● **WRITTEN EXERCISE**
Reproduce the data below line for line, with no changes.
— START —
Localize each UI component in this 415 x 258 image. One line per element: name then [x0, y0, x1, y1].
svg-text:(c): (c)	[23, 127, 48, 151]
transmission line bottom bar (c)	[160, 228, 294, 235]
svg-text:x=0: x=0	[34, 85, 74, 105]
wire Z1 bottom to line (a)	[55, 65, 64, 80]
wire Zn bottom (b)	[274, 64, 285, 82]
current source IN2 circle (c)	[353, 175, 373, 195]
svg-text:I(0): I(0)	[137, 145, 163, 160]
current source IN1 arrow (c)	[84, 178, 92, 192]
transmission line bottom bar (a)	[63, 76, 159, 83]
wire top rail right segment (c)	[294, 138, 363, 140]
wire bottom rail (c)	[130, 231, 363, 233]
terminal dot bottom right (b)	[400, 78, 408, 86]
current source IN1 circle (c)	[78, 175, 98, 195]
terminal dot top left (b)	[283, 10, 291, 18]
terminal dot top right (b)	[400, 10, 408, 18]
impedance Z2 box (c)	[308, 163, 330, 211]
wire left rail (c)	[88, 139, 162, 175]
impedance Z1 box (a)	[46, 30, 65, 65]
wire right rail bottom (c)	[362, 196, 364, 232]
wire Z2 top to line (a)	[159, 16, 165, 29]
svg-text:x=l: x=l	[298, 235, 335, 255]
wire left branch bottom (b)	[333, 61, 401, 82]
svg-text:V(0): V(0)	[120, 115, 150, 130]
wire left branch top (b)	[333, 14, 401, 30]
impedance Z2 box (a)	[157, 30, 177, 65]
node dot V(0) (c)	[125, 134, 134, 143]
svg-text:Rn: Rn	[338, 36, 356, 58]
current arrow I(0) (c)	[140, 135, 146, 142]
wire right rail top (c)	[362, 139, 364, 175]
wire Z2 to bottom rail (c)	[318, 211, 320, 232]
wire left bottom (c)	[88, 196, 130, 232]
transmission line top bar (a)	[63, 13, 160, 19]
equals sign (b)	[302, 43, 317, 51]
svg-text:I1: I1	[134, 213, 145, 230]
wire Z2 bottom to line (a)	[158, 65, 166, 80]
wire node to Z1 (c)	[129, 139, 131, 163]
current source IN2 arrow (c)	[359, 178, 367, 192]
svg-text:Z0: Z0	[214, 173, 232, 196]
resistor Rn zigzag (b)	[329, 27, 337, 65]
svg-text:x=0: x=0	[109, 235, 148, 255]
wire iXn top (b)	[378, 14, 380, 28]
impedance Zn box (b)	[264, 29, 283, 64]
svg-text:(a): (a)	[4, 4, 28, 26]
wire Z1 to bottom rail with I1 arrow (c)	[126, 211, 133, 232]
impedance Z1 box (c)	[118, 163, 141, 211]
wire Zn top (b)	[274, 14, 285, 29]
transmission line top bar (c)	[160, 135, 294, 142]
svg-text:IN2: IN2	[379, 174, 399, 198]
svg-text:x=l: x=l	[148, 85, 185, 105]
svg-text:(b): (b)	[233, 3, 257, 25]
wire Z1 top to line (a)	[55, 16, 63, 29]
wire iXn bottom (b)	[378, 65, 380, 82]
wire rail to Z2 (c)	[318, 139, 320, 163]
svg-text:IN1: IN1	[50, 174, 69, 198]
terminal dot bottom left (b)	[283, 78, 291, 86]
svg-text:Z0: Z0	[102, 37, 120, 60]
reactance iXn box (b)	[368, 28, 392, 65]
— END —
● **RESPONSE FOR THIS EXERCISE**
Localize each UI component in this 415 x 258 image. One line per element: name then [x0, y0, x1, y1].
svg-text:(c): (c)	[23, 127, 48, 151]
transmission line bottom bar (c)	[160, 228, 294, 235]
svg-text:x=0: x=0	[34, 85, 74, 105]
wire Z1 bottom to line (a)	[55, 65, 64, 80]
wire Zn bottom (b)	[274, 64, 285, 82]
current source IN2 circle (c)	[353, 175, 373, 195]
svg-text:I(0): I(0)	[137, 145, 163, 160]
current source IN1 arrow (c)	[84, 178, 92, 192]
transmission line bottom bar (a)	[63, 76, 159, 83]
wire top rail right segment (c)	[294, 138, 363, 140]
wire bottom rail (c)	[130, 231, 363, 233]
terminal dot bottom right (b)	[400, 78, 408, 86]
current source IN1 circle (c)	[78, 175, 98, 195]
terminal dot top left (b)	[283, 10, 291, 18]
terminal dot top right (b)	[400, 10, 408, 18]
impedance Z2 box (c)	[308, 163, 330, 211]
wire left rail (c)	[88, 139, 162, 175]
impedance Z1 box (a)	[46, 30, 65, 65]
wire right rail bottom (c)	[362, 196, 364, 232]
wire Z2 top to line (a)	[159, 16, 165, 29]
svg-text:x=l: x=l	[298, 235, 335, 255]
wire left branch bottom (b)	[333, 61, 401, 82]
svg-text:V(0): V(0)	[120, 115, 150, 130]
wire left branch top (b)	[333, 14, 401, 30]
impedance Z2 box (a)	[157, 30, 177, 65]
node dot V(0) (c)	[125, 134, 134, 143]
svg-text:Rn: Rn	[338, 36, 356, 58]
current arrow I(0) (c)	[140, 135, 146, 142]
wire right rail top (c)	[362, 139, 364, 175]
wire Z2 to bottom rail (c)	[318, 211, 320, 232]
wire left bottom (c)	[88, 196, 130, 232]
transmission line top bar (a)	[63, 13, 160, 19]
equals sign (b)	[302, 43, 317, 51]
svg-text:I1: I1	[134, 213, 145, 230]
wire Z2 bottom to line (a)	[158, 65, 166, 80]
wire node to Z1 (c)	[129, 139, 131, 163]
current source IN2 arrow (c)	[359, 178, 367, 192]
svg-text:Z0: Z0	[214, 173, 232, 196]
resistor Rn zigzag (b)	[329, 27, 337, 65]
svg-text:x=0: x=0	[109, 235, 148, 255]
wire iXn top (b)	[378, 14, 380, 28]
impedance Zn box (b)	[264, 29, 283, 64]
svg-text:(a): (a)	[4, 4, 28, 26]
wire Z1 to bottom rail with I1 arrow (c)	[126, 211, 133, 232]
impedance Z1 box (c)	[118, 163, 141, 211]
wire Zn top (b)	[274, 14, 285, 29]
transmission line top bar (c)	[160, 135, 294, 142]
svg-text:IN2: IN2	[379, 174, 399, 198]
svg-text:x=l: x=l	[148, 85, 185, 105]
svg-text:(b): (b)	[233, 3, 257, 25]
wire Z1 top to line (a)	[55, 16, 63, 29]
wire iXn bottom (b)	[378, 65, 380, 82]
wire rail to Z2 (c)	[318, 139, 320, 163]
svg-text:IN1: IN1	[50, 174, 69, 198]
terminal dot bottom left (b)	[283, 78, 291, 86]
svg-text:Z0: Z0	[102, 37, 120, 60]
reactance iXn box (b)	[368, 28, 392, 65]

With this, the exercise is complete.